Task details: How many lines in this material include the string "Guardar"? Answer with the number and nothing further.

Collected data:
>> BEGIN

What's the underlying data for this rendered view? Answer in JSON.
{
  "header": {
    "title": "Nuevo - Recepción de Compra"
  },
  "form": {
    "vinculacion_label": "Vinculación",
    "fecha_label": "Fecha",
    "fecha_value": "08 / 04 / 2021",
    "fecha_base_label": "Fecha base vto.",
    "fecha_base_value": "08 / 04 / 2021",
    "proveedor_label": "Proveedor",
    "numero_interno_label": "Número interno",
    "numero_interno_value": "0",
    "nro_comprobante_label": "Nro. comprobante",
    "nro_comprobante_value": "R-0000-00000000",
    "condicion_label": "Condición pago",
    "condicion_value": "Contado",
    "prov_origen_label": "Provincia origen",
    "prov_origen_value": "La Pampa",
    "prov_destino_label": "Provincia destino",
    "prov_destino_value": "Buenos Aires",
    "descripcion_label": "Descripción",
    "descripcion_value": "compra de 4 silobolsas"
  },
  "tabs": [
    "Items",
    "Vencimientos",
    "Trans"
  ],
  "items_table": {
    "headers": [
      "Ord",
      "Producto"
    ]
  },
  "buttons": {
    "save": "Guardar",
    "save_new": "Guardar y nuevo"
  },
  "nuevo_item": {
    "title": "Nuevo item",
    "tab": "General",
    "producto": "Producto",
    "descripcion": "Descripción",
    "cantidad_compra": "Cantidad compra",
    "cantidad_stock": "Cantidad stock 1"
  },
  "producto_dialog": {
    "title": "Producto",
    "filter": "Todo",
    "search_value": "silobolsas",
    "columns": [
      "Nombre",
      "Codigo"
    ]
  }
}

>> END

Solution for this exercise: 2